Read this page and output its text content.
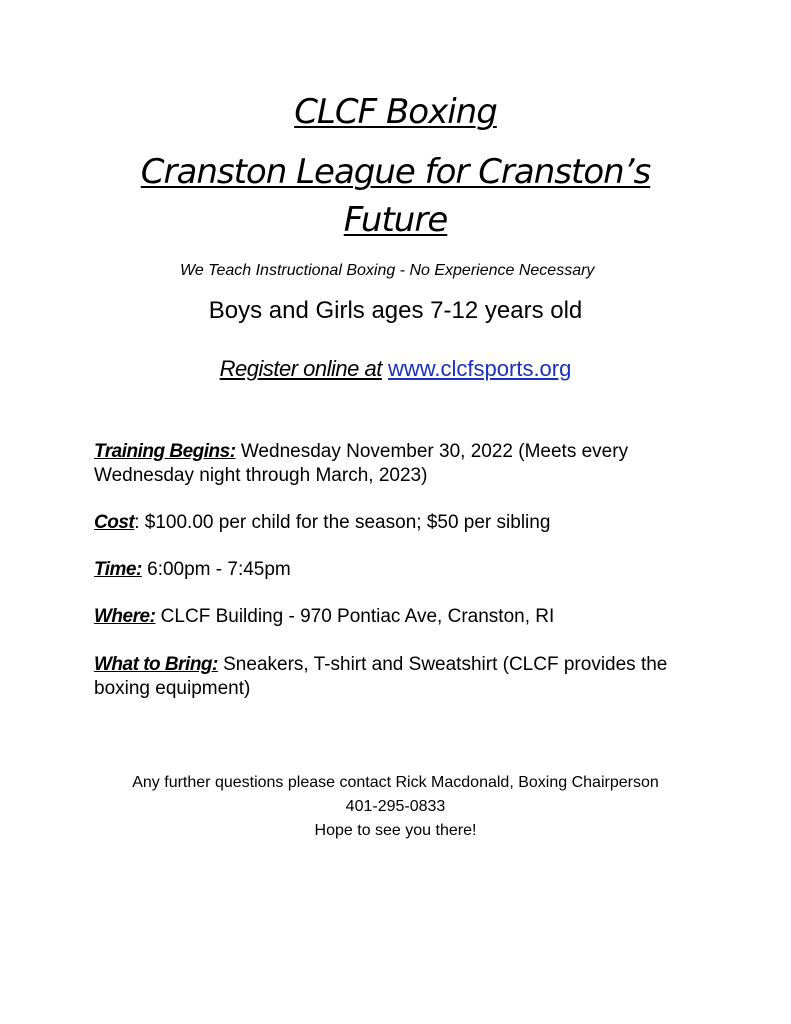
CLCF Boxing
Cranston League for Cranston’s
Future
We Teach Instructional Boxing - No Experience Necessary
Boys and Girls ages 7-12 years old
Register online at www.clcfsports.org
Training Begins: Wednesday November 30, 2022 (Meets every Wednesday night through March, 2023)
Cost: $100.00 per child for the season; $50 per sibling
Time: 6:00pm - 7:45pm
Where: CLCF Building - 970 Pontiac Ave, Cranston, RI
What to Bring: Sneakers, T-shirt and Sweatshirt (CLCF provides the boxing equipment)
Any further questions please contact Rick Macdonald, Boxing Chairperson
401-295-0833
Hope to see you there!
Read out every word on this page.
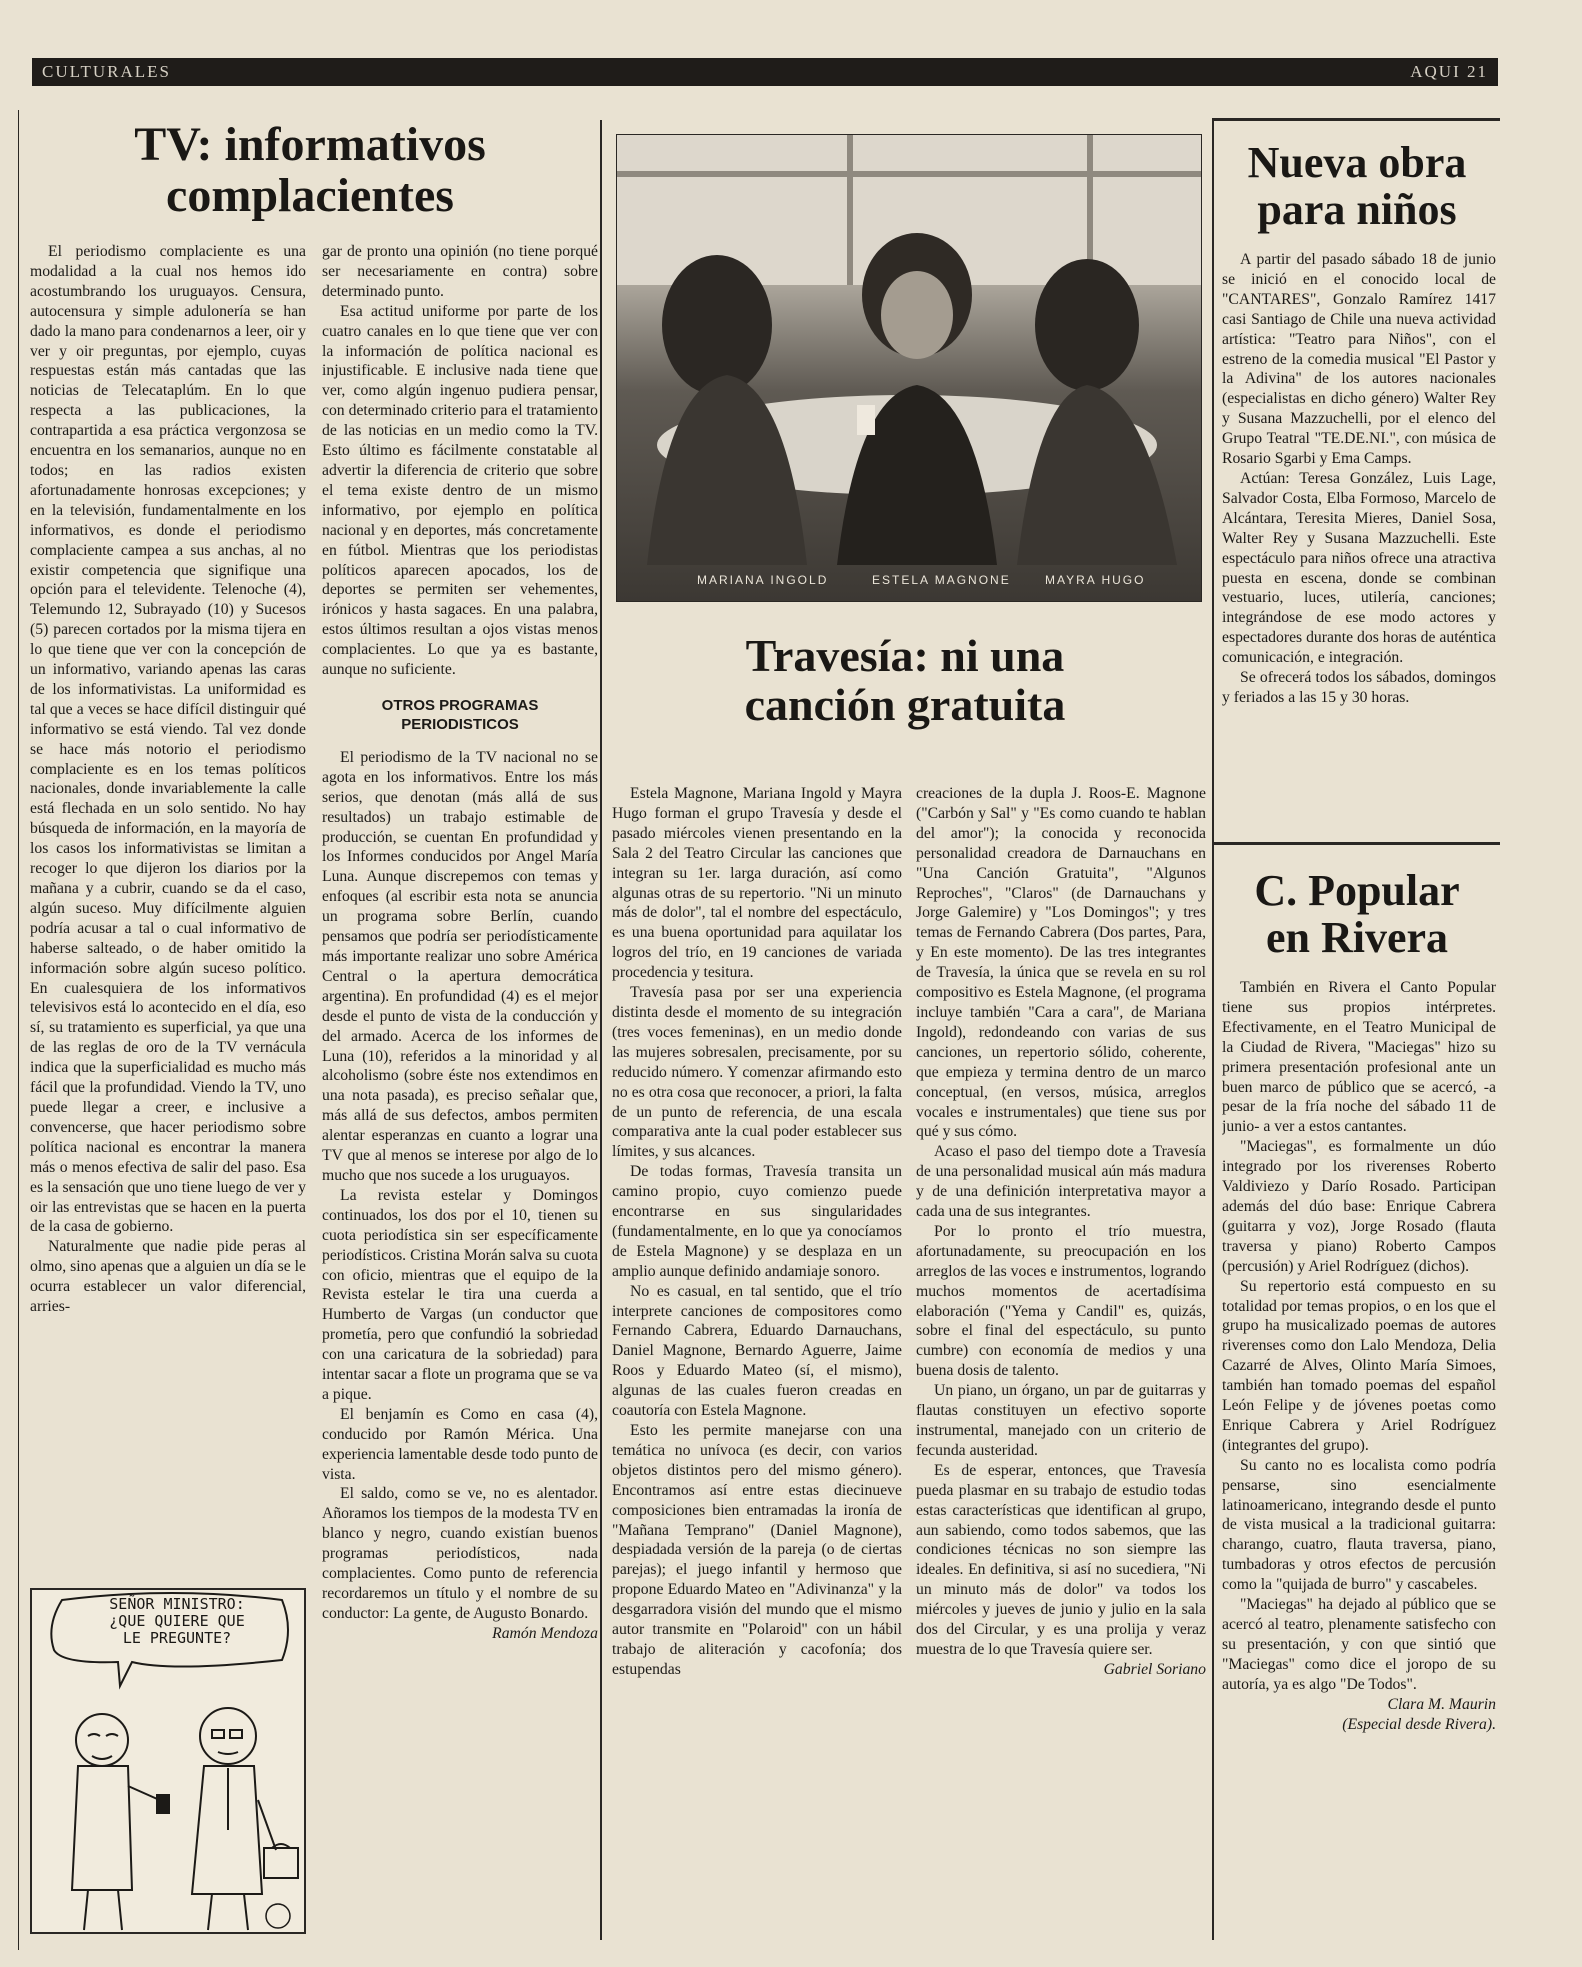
CULTURALES	AQUI 21
TV: informativos
complacientes

El periodismo complaciente es una modalidad a la cual nos hemos ido acostumbrando los uruguayos. Censura, autocensura y simple adulonería se han dado la mano para condenarnos a leer, oir y ver y oir preguntas, por ejemplo, cuyas respuestas están más cantadas que las noticias de Telecataplúm. En lo que respecta a las publicaciones, la contrapartida a esa práctica vergonzosa se encuentra en los semanarios, aunque no en todos; en las radios existen afortunadamente honrosas excepciones; y en la televisión, fundamentalmente en los informativos, es donde el periodismo complaciente campea a sus anchas, al no existir competencia que signifique una opción para el televidente. Telenoche (4), Telemundo 12, Subrayado (10) y Sucesos (5) parecen cortados por la misma tijera en lo que tiene que ver con la concepción de un informativo, variando apenas las caras de los informativistas. La uniformidad es tal que a veces se hace difícil distinguir qué informativo se está viendo. Tal vez donde se hace más notorio el periodismo complaciente es en los temas políticos nacionales, donde invariablemente la calle está flechada en un solo sentido. No hay búsqueda de información, en la mayoría de los casos los informativistas se limitan a recoger lo que dijeron los diarios por la mañana y a cubrir, cuando se da el caso, algún suceso. Muy difícilmente alguien podría acusar a tal o cual informativo de haberse salteado, o de haber omitido la información sobre algún suceso político. En cualesquiera de los informativos televisivos está lo acontecido en el día, eso sí, su tratamiento es superficial, ya que una de las reglas de oro de la TV vernácula indica que la superficialidad es mucho más fácil que la profundidad. Viendo la TV, uno puede llegar a creer, e inclusive a convencerse, que hacer periodismo sobre política nacional es encontrar la manera más o menos efectiva de salir del paso. Esa es la sensación que uno tiene luego de ver y oir las entrevistas que se hacen en la puerta de la casa de gobierno.

Naturalmente que nadie pide peras al olmo, sino apenas que a alguien un día se le ocurra establecer un valor diferencial, arries-

SEÑOR MINISTRO:
¿QUE QUIERE QUE
LE PREGUNTE?

gar de pronto una opinión (no tiene porqué ser necesariamente en contra) sobre determinado punto.

Esa actitud uniforme por parte de los cuatro canales en lo que tiene que ver con la información de política nacional es injustificable. E inclusive nada tiene que ver, como algún ingenuo pudiera pensar, con determinado criterio para el tratamiento de las noticias en un medio como la TV. Esto último es fácilmente constatable al advertir la diferencia de criterio que sobre el tema existe dentro de un mismo informativo, por ejemplo en política nacional y en deportes, más concretamente en fútbol. Mientras que los periodistas políticos aparecen apocados, los de deportes se permiten ser vehementes, irónicos y hasta sagaces. En una palabra, estos últimos resultan a ojos vistas menos complacientes. Lo que ya es bastante, aunque no suficiente.

OTROS PROGRAMAS
PERIODISTICOS

El periodismo de la TV nacional no se agota en los informativos. Entre los más serios, que denotan (más allá de sus resultados) un trabajo estimable de producción, se cuentan En profundidad y los Informes conducidos por Angel María Luna. Aunque discrepemos con temas y enfoques (al escribir esta nota se anuncia un programa sobre Berlín, cuando pensamos que podría ser periodísticamente más importante realizar uno sobre América Central o la apertura democrática argentina). En profundidad (4) es el mejor desde el punto de vista de la conducción y del armado. Acerca de los informes de Luna (10), referidos a la minoridad y al alcoholismo (sobre éste nos extendimos en una nota pasada), es preciso señalar que, más allá de sus defectos, ambos permiten alentar esperanzas en cuanto a lograr una TV que al menos se interese por algo de lo mucho que nos sucede a los uruguayos.

La revista estelar y Domingos continuados, los dos por el 10, tienen su cuota periodística sin ser específicamente periodísticos. Cristina Morán salva su cuota con oficio, mientras que el equipo de la Revista estelar le tira una cuerda a Humberto de Vargas (un conductor que prometía, pero que confundió la sobriedad con una caricatura de la sobriedad) para intentar sacar a flote un programa que se va a pique.

El benjamín es Como en casa (4), conducido por Ramón Mérica. Una experiencia lamentable desde todo punto de vista.

El saldo, como se ve, no es alentador. Añoramos los tiempos de la modesta TV en blanco y negro, cuando existían buenos programas periodísticos, nada complacientes. Como punto de referencia recordaremos un título y el nombre de su conductor: La gente, de Augusto Bonardo.

Ramón Mendoza
MARIANA INGOLD	ESTELA MAGNONE	MAYRA HUGO
Travesía: ni una
canción gratuita

Estela Magnone, Mariana Ingold y Mayra Hugo forman el grupo Travesía y desde el pasado miércoles vienen presentando en la Sala 2 del Teatro Circular las canciones que integran su 1er. larga duración, así como algunas otras de su repertorio. "Ni un minuto más de dolor", tal el nombre del espectáculo, es una buena oportunidad para aquilatar los logros del trío, en 19 canciones de variada procedencia y tesitura.

Travesía pasa por ser una experiencia distinta desde el momento de su integración (tres voces femeninas), en un medio donde las mujeres sobresalen, precisamente, por su reducido número. Y comenzar afirmando esto no es otra cosa que reconocer, a priori, la falta de un punto de referencia, de una escala comparativa ante la cual poder establecer sus límites, y sus alcances.

De todas formas, Travesía transita un camino propio, cuyo comienzo puede encontrarse en sus singularidades (fundamentalmente, en lo que ya conocíamos de Estela Magnone) y se desplaza en un amplio aunque definido andamiaje sonoro.

No es casual, en tal sentido, que el trío interprete canciones de compositores como Fernando Cabrera, Eduardo Darnauchans, Daniel Magnone, Bernardo Aguerre, Jaime Roos y Eduardo Mateo (sí, el mismo), algunas de las cuales fueron creadas en coautoría con Estela Magnone.

Esto les permite manejarse con una temática no unívoca (es decir, con varios objetos distintos pero del mismo género). Encontramos así entre estas diecinueve composiciones bien entramadas la ironía de "Mañana Temprano" (Daniel Magnone), despiadada versión de la pareja (o de ciertas parejas); el juego infantil y hermoso que propone Eduardo Mateo en "Adivinanza" y la desgarradora visión del mundo que el mismo autor transmite en "Polaroid" con un hábil trabajo de aliteración y cacofonía; dos estupendas

creaciones de la dupla J. Roos-E. Magnone ("Carbón y Sal" y "Es como cuando te hablan del amor"); la conocida y reconocida personalidad creadora de Darnauchans en "Una Canción Gratuita", "Algunos Reproches", "Claros" (de Darnauchans y Jorge Galemire) y "Los Domingos"; y tres temas de Fernando Cabrera (Dos partes, Para, y En este momento). De las tres integrantes de Travesía, la única que se revela en su rol compositivo es Estela Magnone, (el programa incluye también "Cara a cara", de Mariana Ingold), redondeando con varias de sus canciones, un repertorio sólido, coherente, que empieza y termina dentro de un marco conceptual, (en versos, música, arreglos vocales e instrumentales) que tiene sus por qué y sus cómo.

Acaso el paso del tiempo dote a Travesía de una personalidad musical aún más madura y de una definición interpretativa mayor a cada una de sus integrantes.

Por lo pronto el trío muestra, afortunadamente, su preocupación en los arreglos de las voces e instrumentos, logrando muchos momentos de acertadísima elaboración ("Yema y Candil" es, quizás, sobre el final del espectáculo, su punto cumbre) con economía de medios y una buena dosis de talento.

Un piano, un órgano, un par de guitarras y flautas constituyen un efectivo soporte instrumental, manejado con un criterio de fecunda austeridad.

Es de esperar, entonces, que Travesía pueda plasmar en su trabajo de estudio todas estas características que identifican al grupo, aun sabiendo, como todos sabemos, que las condiciones técnicas no son siempre las ideales. En definitiva, si así no sucediera, "Ni un minuto más de dolor" va todos los miércoles y jueves de junio y julio en la sala dos del Circular, y es una prolija y veraz muestra de lo que Travesía quiere ser.

Gabriel Soriano
Nueva obra
para niños

A partir del pasado sábado 18 de junio se inició en el conocido local de "CANTARES", Gonzalo Ramírez 1417 casi Santiago de Chile una nueva actividad artística: "Teatro para Niños", con el estreno de la comedia musical "El Pastor y la Adivina" de los autores nacionales (especialistas en dicho género) Walter Rey y Susana Mazzuchelli, por el elenco del Grupo Teatral "TE.DE.NI.", con música de Rosario Sgarbi y Ema Camps.

Actúan: Teresa González, Luis Lage, Salvador Costa, Elba Formoso, Marcelo de Alcántara, Teresita Mieres, Daniel Sosa, Walter Rey y Susana Mazzuchelli. Este espectáculo para niños ofrece una atractiva puesta en escena, donde se combinan vestuario, luces, utilería, canciones; integrándose de ese modo actores y espectadores durante dos horas de auténtica comunicación, e integración.

Se ofrecerá todos los sábados, domingos y feriados a las 15 y 30 horas.

C. Popular
en Rivera

También en Rivera el Canto Popular tiene sus propios intérpretes. Efectivamente, en el Teatro Municipal de la Ciudad de Rivera, "Maciegas" hizo su primera presentación profesional ante un buen marco de público que se acercó, -a pesar de la fría noche del sábado 11 de junio- a ver a estos cantantes.

"Maciegas", es formalmente un dúo integrado por los riverenses Roberto Valdiviezo y Darío Rosado. Participan además del dúo base: Enrique Cabrera (guitarra y voz), Jorge Rosado (flauta traversa y piano) Roberto Campos (percusión) y Ariel Rodríguez (dichos).

Su repertorio está compuesto en su totalidad por temas propios, o en los que el grupo ha musicalizado poemas de autores riverenses como don Lalo Mendoza, Delia Cazarré de Alves, Olinto María Simoes, también han tomado poemas del español León Felipe y de jóvenes poetas como Enrique Cabrera y Ariel Rodríguez (integrantes del grupo).

Su canto no es localista como podría pensarse, sino esencialmente latinoamericano, integrando desde el punto de vista musical a la tradicional guitarra: charango, cuatro, flauta traversa, piano, tumbadoras y otros efectos de percusión como la "quijada de burro" y cascabeles.

"Maciegas" ha dejado al público que se acercó al teatro, plenamente satisfecho con su presentación, y con que sintió que "Maciegas" como dice el joropo de su autoría, ya es algo "De Todos".

Clara M. Maurin
(Especial desde Rivera).
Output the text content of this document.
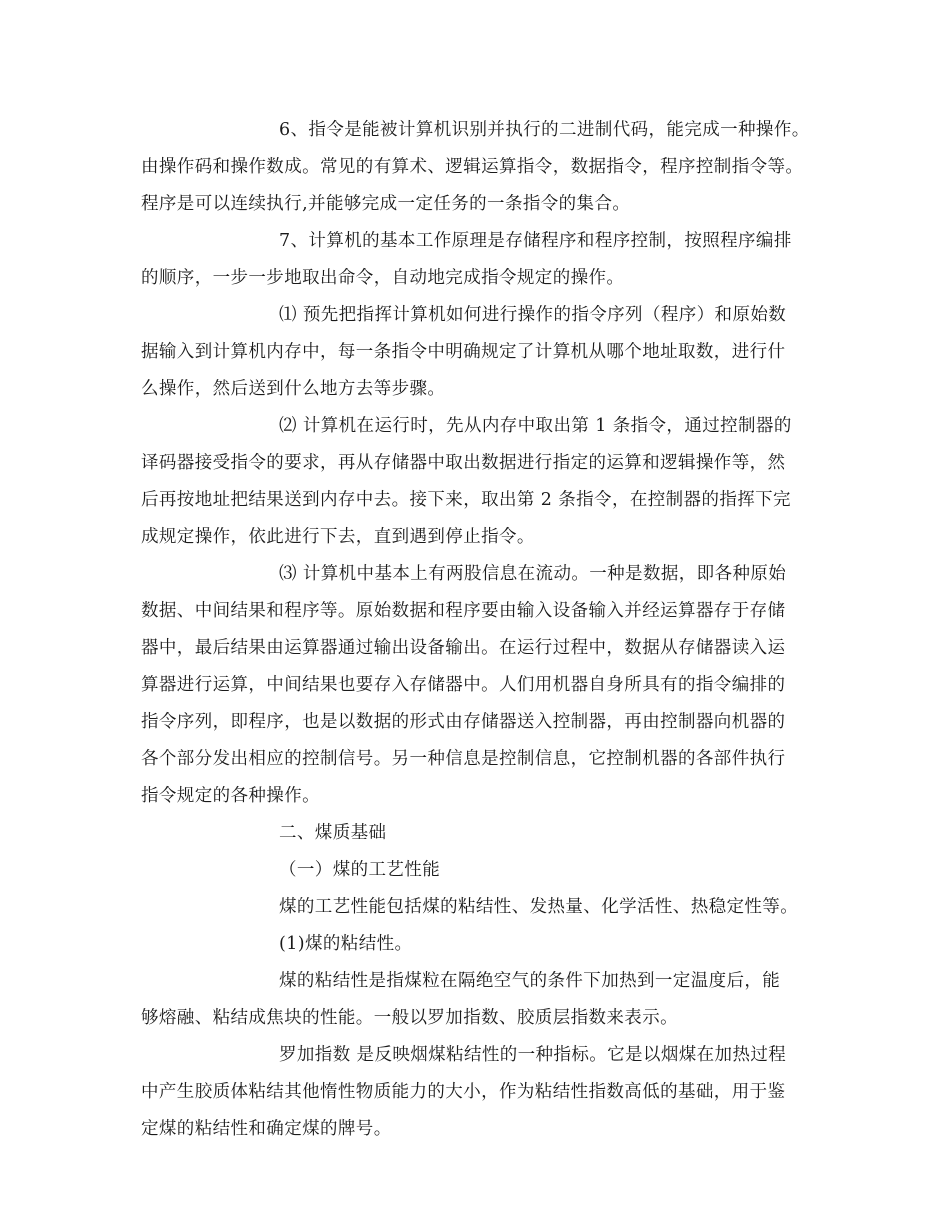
6、指令是能被计算机识别并执行的二进制代码，能完成一种操作。
由操作码和操作数成。常见的有算术、逻辑运算指令，数据指令，程序控制指令等。
程序是可以连续执行,并能够完成一定任务的一条指令的集合。
7、计算机的基本工作原理是存储程序和程序控制，按照程序编排
的顺序，一步一步地取出命令，自动地完成指令规定的操作。
⑴ 预先把指挥计算机如何进行操作的指令序列（程序）和原始数
据输入到计算机内存中，每一条指令中明确规定了计算机从哪个地址取数，进行什
么操作，然后送到什么地方去等步骤。
⑵ 计算机在运行时，先从内存中取出第 1 条指令，通过控制器的
译码器接受指令的要求，再从存储器中取出数据进行指定的运算和逻辑操作等，然
后再按地址把结果送到内存中去。接下来，取出第 2 条指令，在控制器的指挥下完
成规定操作，依此进行下去，直到遇到停止指令。
⑶ 计算机中基本上有两股信息在流动。一种是数据，即各种原始
数据、中间结果和程序等。原始数据和程序要由输入设备输入并经运算器存于存储
器中，最后结果由运算器通过输出设备输出。在运行过程中，数据从存储器读入运
算器进行运算，中间结果也要存入存储器中。人们用机器自身所具有的指令编排的
指令序列，即程序，也是以数据的形式由存储器送入控制器，再由控制器向机器的
各个部分发出相应的控制信号。另一种信息是控制信息，它控制机器的各部件执行
指令规定的各种操作。
二、煤质基础
（一）煤的工艺性能
煤的工艺性能包括煤的粘结性、发热量、化学活性、热稳定性等。
(1)煤的粘结性。
煤的粘结性是指煤粒在隔绝空气的条件下加热到一定温度后，能
够熔融、粘结成焦块的性能。一般以罗加指数、胶质层指数来表示。
罗加指数 是反映烟煤粘结性的一种指标。它是以烟煤在加热过程
中产生胶质体粘结其他惰性物质能力的大小，作为粘结性指数高低的基础，用于鉴
定煤的粘结性和确定煤的牌号。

————

Search the preceding listing for the word "estos" and pull out every line that holds it.

RESULT =
Esa actitud uniforme por parte de los cuatro canales en lo que tiene que ver con la información de política nacional es injustificable. E inclusive nada tiene que ver, como algún ingenuo pudiera pensar, con determinado criterio para el tratamiento de las noticias en un medio como la TV. Esto último es fácilmente constatable al advertir la diferencia de criterio que sobre el tema existe dentro de un mismo informativo, por ejemplo en política nacional y en deportes, más concretamente en fútbol. Mientras que los periodistas políticos aparecen apocados, los de deportes se permiten ser vehementes, irónicos y hasta sagaces. En una palabra, estos últimos resultan a ojos vistas menos complacientes. Lo que ya es bastante, aunque no suficiente.
También en Rivera el Canto Popular tiene sus propios intérpretes. Efectivamente, en el Teatro Municipal de la Ciudad de Rivera, "Maciegas" hizo su primera presentación profesional ante un buen marco de público que se acercó, -a pesar de la fría noche del sábado 11 de junio- a ver a estos cantantes.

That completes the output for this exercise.